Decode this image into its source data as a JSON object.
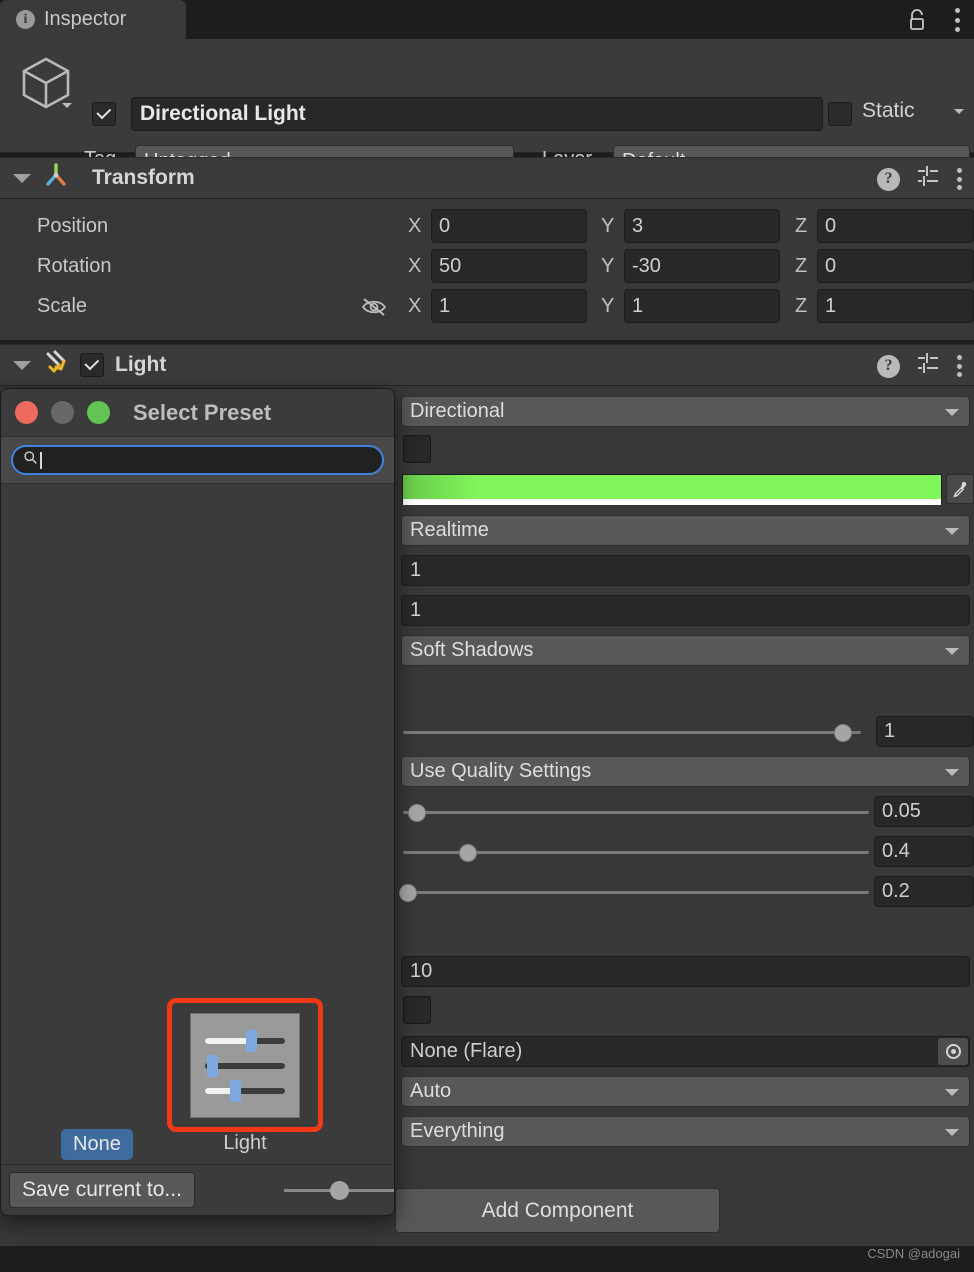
{
  "window": {
    "tab_label": "Inspector",
    "info_icon": "info-icon",
    "lock_icon": "lock-open-icon",
    "menu_icon": "kebab-menu-icon"
  },
  "object_header": {
    "enabled": true,
    "name": "Directional Light",
    "static_label": "Static",
    "static_checked": false,
    "tag_label": "Tag",
    "tag_value": "Untagged",
    "layer_label": "Layer",
    "layer_value": "Default"
  },
  "transform": {
    "title": "Transform",
    "rows": [
      {
        "label": "Position",
        "x": "0",
        "y": "3",
        "z": "0"
      },
      {
        "label": "Rotation",
        "x": "50",
        "y": "-30",
        "z": "0"
      },
      {
        "label": "Scale",
        "x": "1",
        "y": "1",
        "z": "1"
      }
    ],
    "axis_x": "X",
    "axis_y": "Y",
    "axis_z": "Z"
  },
  "light": {
    "title": "Light",
    "enabled": true,
    "type_value": "Directional",
    "color_hex": "#80f55a",
    "mode_value": "Realtime",
    "intensity_value": "1",
    "bounce_value": "1",
    "shadow_type_value": "Soft Shadows",
    "strength_value": "1",
    "strength_slider_pct": 96,
    "resolution_value": "Use Quality Settings",
    "bias_value": "0.05",
    "bias_slider_pct": 3,
    "normal_bias_value": "0.4",
    "normal_bias_slider_pct": 14,
    "near_plane_value": "0.2",
    "near_plane_slider_pct": 1,
    "draw_halo_checked": false,
    "range_value": "10",
    "flare_value": "None (Flare)",
    "render_mode_value": "Auto",
    "culling_mask_value": "Everything"
  },
  "add_component": {
    "label": "Add Component"
  },
  "select_preset": {
    "title": "Select Preset",
    "traffic_lights": [
      "close-button",
      "minimize-button",
      "zoom-button"
    ],
    "search_placeholder": "",
    "search_value": "",
    "none_label": "None",
    "items": [
      {
        "label": "Light",
        "selected": true,
        "icon": "sliders-icon"
      }
    ],
    "save_button_label": "Save current to...",
    "zoom_slider_pct": 50,
    "highlight_color": "#f03a16"
  },
  "watermark": {
    "text": "CSDN @adogai"
  }
}
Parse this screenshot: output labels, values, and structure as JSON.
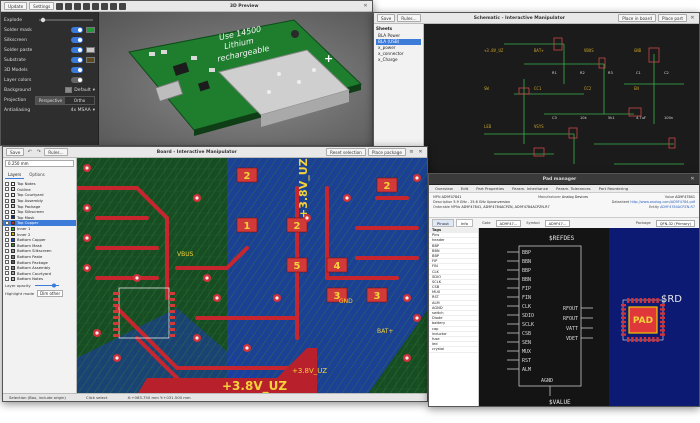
{
  "preview3d": {
    "tabs": [
      "Update",
      "Settings"
    ],
    "title": "3D Preview",
    "labels": {
      "explode": "Explode",
      "solder_mask": "Solder mask",
      "silkscreen": "Silkscreen",
      "solder_paste": "Solder paste",
      "substrate": "Substrate",
      "models": "3D Models",
      "layer_colors": "Layer colors",
      "background": "Background",
      "background_value": "Default",
      "projection": "Projection",
      "perspective": "Perspective",
      "ortho": "Ortho",
      "antialiasing": "Antialiasing",
      "antialiasing_value": "4x MSAA"
    },
    "board_text": [
      "Use 14500",
      "Lithium",
      "rechargeable"
    ],
    "colors": {
      "solder_mask": "#1f9a36",
      "substrate": "#5a4a1a"
    }
  },
  "schematic": {
    "title": "Schematic - Interactive Manipulator",
    "buttons": [
      "Save",
      "Rules...",
      "Place in board",
      "Place part"
    ],
    "sheets_header": "Sheets",
    "sheets": [
      "BLA Power",
      "BLA (USB)",
      "x_power",
      "x_connector",
      "x_Charge"
    ],
    "selected_sheet": 1,
    "net_labels": [
      "+3.8V_UZ",
      "BAT+",
      "VBUS",
      "GND",
      "SW",
      "CC1",
      "CC2",
      "EN",
      "LED",
      "VSYS"
    ],
    "passives": [
      "R1",
      "R2",
      "R3",
      "C1",
      "C2",
      "C3",
      "10k",
      "5k1",
      "4.7uF",
      "100n"
    ]
  },
  "board": {
    "title": "Board - Interactive Manipulator",
    "buttons": [
      "Save",
      "Rules...",
      "Reset selection",
      "Place package"
    ],
    "layers_tabs": [
      "Layers",
      "Options"
    ],
    "width_value": "0.250 mm",
    "layers": [
      {
        "name": "Top Notes",
        "color": "#ffffff"
      },
      {
        "name": "Outline",
        "color": "#d7d7d7"
      },
      {
        "name": "Top Courtyard",
        "color": "#eeeeee"
      },
      {
        "name": "Top Assembly",
        "color": "#b0b0b0"
      },
      {
        "name": "Top Package",
        "color": "#c8c8c8"
      },
      {
        "name": "Top Silkscreen",
        "color": "#f2f2f2"
      },
      {
        "name": "Top Mask",
        "color": "#0d2c7a"
      },
      {
        "name": "Top Copper",
        "color": "#c0262e"
      },
      {
        "name": "Inner 1",
        "color": "#2aa22a"
      },
      {
        "name": "Inner 2",
        "color": "#c7b000"
      },
      {
        "name": "Bottom Copper",
        "color": "#1a49d1"
      },
      {
        "name": "Bottom Mask",
        "color": "#40813c"
      },
      {
        "name": "Bottom Silkscreen",
        "color": "#9d9d9d"
      },
      {
        "name": "Bottom Paste",
        "color": "#7a7a7a"
      },
      {
        "name": "Bottom Package",
        "color": "#5c5c5c"
      },
      {
        "name": "Bottom Assembly",
        "color": "#888888"
      },
      {
        "name": "Bottom Courtyard",
        "color": "#a5a5a5"
      },
      {
        "name": "Bottom Notes",
        "color": "#bbbbbb"
      }
    ],
    "selected_layer": 7,
    "layer_opacity_label": "Layer opacity",
    "highlight_mode_label": "Highlight mode",
    "highlight_mode_value": "Dim other",
    "pad_numbers": [
      "2",
      "1",
      "2",
      "5",
      "4",
      "3",
      "3",
      "2"
    ],
    "net_labels": [
      "+3.8V_UZ",
      "+3.8V_UZ",
      "+3.8V_UZ",
      "GND",
      "VBUS",
      "BAT+"
    ],
    "status": [
      "Selection (Box, include origin)",
      "Click select",
      "X:+063.750 mm Y:+031.500 mm"
    ]
  },
  "pad_manager": {
    "title": "Pad manager",
    "tabs": [
      "Overview",
      "Edit",
      "Part Properties",
      "Param. Inheritance",
      "Param. Tolerances",
      "Part Reordering"
    ],
    "meta": {
      "mpn_label": "MPN",
      "mpn": "AD9F47841",
      "manufacturer_label": "Manufacturer",
      "manufacturer": "Analog Devices",
      "value_label": "Value",
      "value": "AD9F47841",
      "description_label": "Description",
      "description": "5.9 GHz - 25.6 GHz Upconversion",
      "datasheet_label": "Datasheet",
      "datasheet": "http://www.analog.com/AD9F4784.pdf",
      "orderable_label": "Orderable MPNs",
      "orderable": "AD9F47841, AD9F4784ACPZN, AD9F4784ACPZN-R7",
      "entity_label": "Entity",
      "entity": "AD9F4784ACPZN-R7"
    },
    "subtabs": [
      "Pinout",
      "Info"
    ],
    "gate_label": "Gate",
    "gate_value": "AD9F47...",
    "symbol_label": "Symbol",
    "symbol_value": "AD9F47...",
    "package_label": "Package",
    "package_value": "QFN-32 (Primary)",
    "list_header": "Tags",
    "list": [
      "Pins",
      "header",
      "BBP",
      "BBN",
      "BBP",
      "FIP",
      "FIN",
      "CLK",
      "SDIO",
      "SCLK",
      "CSB",
      "MUX",
      "RST",
      "ALM",
      "AGND",
      "switch",
      "Diode",
      "battery",
      "cap",
      "inductor",
      "fuse",
      "led",
      "crystal"
    ],
    "symbol_pins_left": [
      "BBP",
      "BBN",
      "BBP",
      "BBN",
      "FIP",
      "FIN",
      "CLK",
      "SDIO",
      "SCLK",
      "CSB",
      "SEN",
      "MUX",
      "RST",
      "ALM"
    ],
    "symbol_pins_right": [
      "RFOUT",
      "RFOUT",
      "VATT",
      "VDET"
    ],
    "symbol_text": [
      "$REFDES",
      "$VALUE",
      "AGND"
    ],
    "pad_label": "PAD",
    "refdes_label": "$RD"
  }
}
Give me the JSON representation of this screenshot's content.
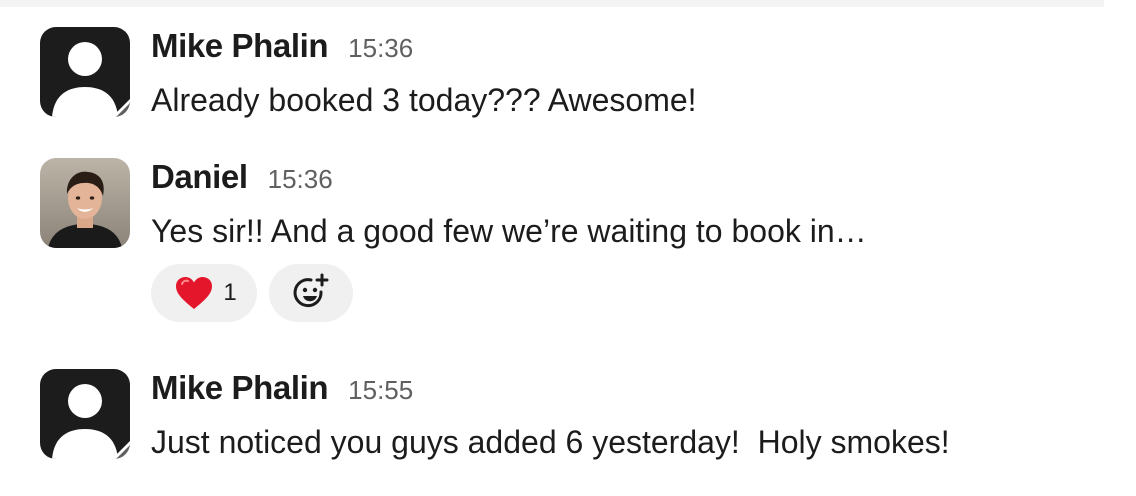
{
  "messages": [
    {
      "author": "Mike Phalin",
      "time": "15:36",
      "text": "Already booked 3 today??? Awesome!",
      "avatar": "default-user-icon"
    },
    {
      "author": "Daniel",
      "time": "15:36",
      "text": "Yes sir!! And a good few we’re waiting to book in…",
      "avatar": "profile-photo",
      "reactions": [
        {
          "emoji": "heart-emoji",
          "count": "1"
        }
      ]
    },
    {
      "author": "Mike Phalin",
      "time": "15:55",
      "text": "Just noticed you guys added 6 yesterday!  Holy smokes!",
      "avatar": "default-user-icon"
    }
  ],
  "colors": {
    "text": "#1d1c1d",
    "timestamp": "#616061",
    "reaction_bg": "#f0f0f0",
    "default_avatar_bg": "#1d1c1d"
  }
}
════════════════
**TASK DIRECTIONS:** Which lines of the material contain the string "None"? List each of them.

**TASK RESULT:**
    "flare_value": "None (Flare)",
    "none_label": "None",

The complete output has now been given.